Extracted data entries
-----
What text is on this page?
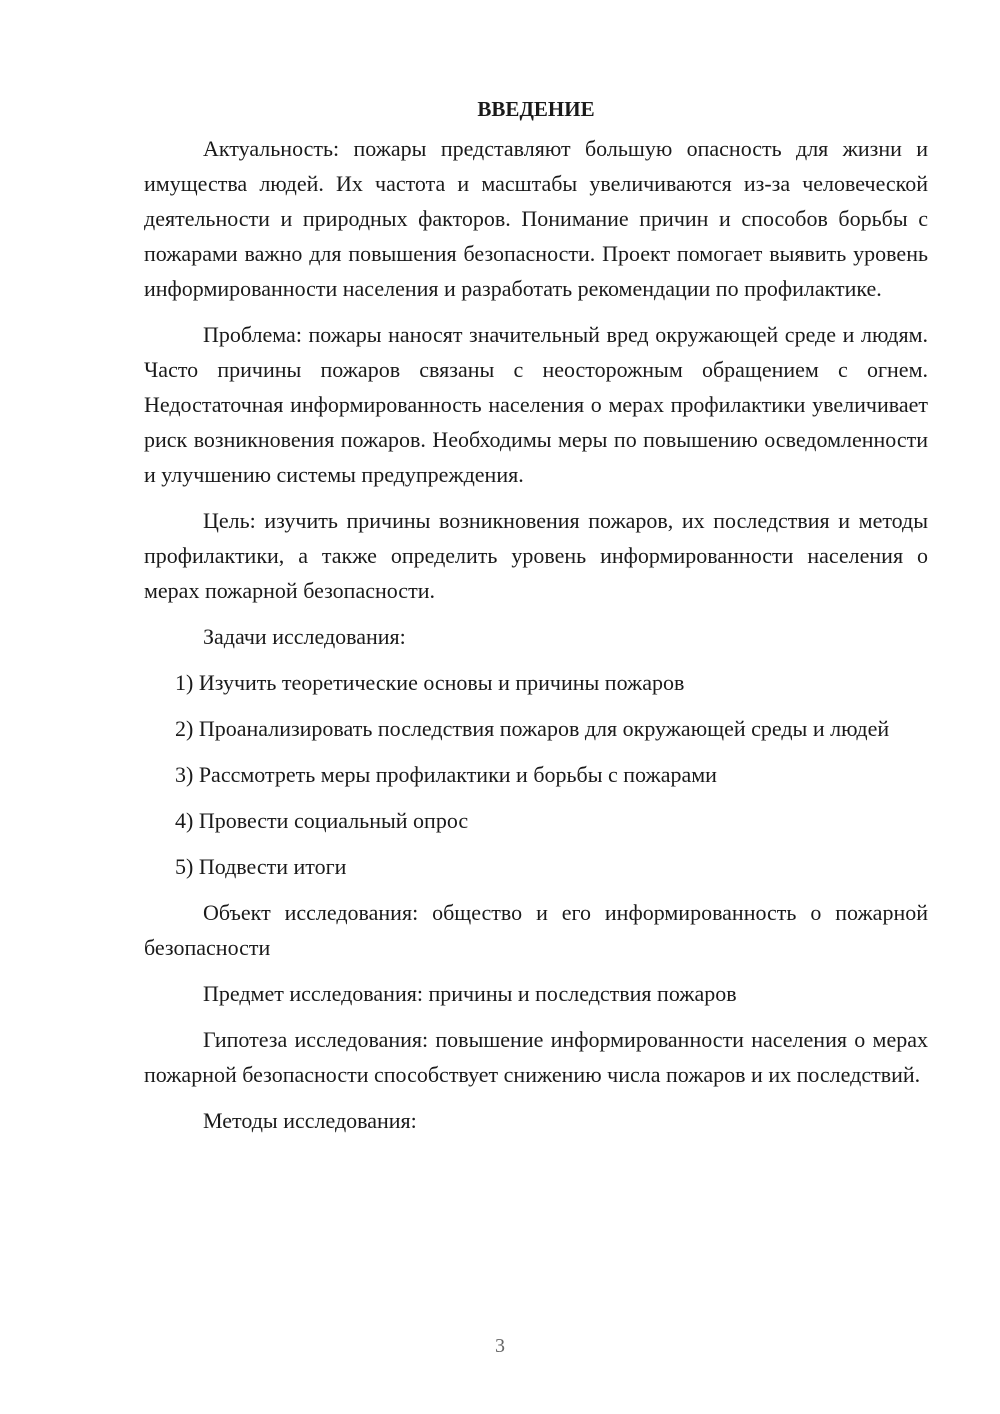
ВВЕДЕНИЕ

Актуальность: пожары представляют большую опасность для жизни и имущества людей. Их частота и масштабы увеличиваются из-за человеческой деятельности и природных факторов. Понимание причин и способов борьбы с пожарами важно для повышения безопасности. Проект помогает выявить уровень информированности населения и разработать рекомендации по профилактике.

Проблема: пожары наносят значительный вред окружающей среде и людям. Часто причины пожаров связаны с неосторожным обращением с огнем. Недостаточная информированность населения о мерах профилактики увеличивает риск возникновения пожаров. Необходимы меры по повышению осведомленности и улучшению системы предупреждения.

Цель: изучить причины возникновения пожаров, их последствия и методы профилактики, а также определить уровень информированности населения о мерах пожарной безопасности.

Задачи исследования:

1) Изучить теоретические основы и причины пожаров

2) Проанализировать последствия пожаров для окружающей среды и людей

3) Рассмотреть меры профилактики и борьбы с пожарами

4) Провести социальный опрос

5) Подвести итоги

Объект исследования: общество и его информированность о пожарной безопасности

Предмет исследования: причины и последствия пожаров

Гипотеза исследования: повышение информированности населения о мерах пожарной безопасности способствует снижению числа пожаров и их последствий.

Методы исследования:

3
-----
TO DO =
Copy all lines from the material that contain "меры".

THE RESPONSE =
Проблема: пожары наносят значительный вред окружающей среде и людям. Часто причины пожаров связаны с неосторожным обращением с огнем. Недостаточная информированность населения о мерах профилактики увеличивает риск возникновения пожаров. Необходимы меры по повышению осведомленности и улучшению системы предупреждения.
3) Рассмотреть меры профилактики и борьбы с пожарами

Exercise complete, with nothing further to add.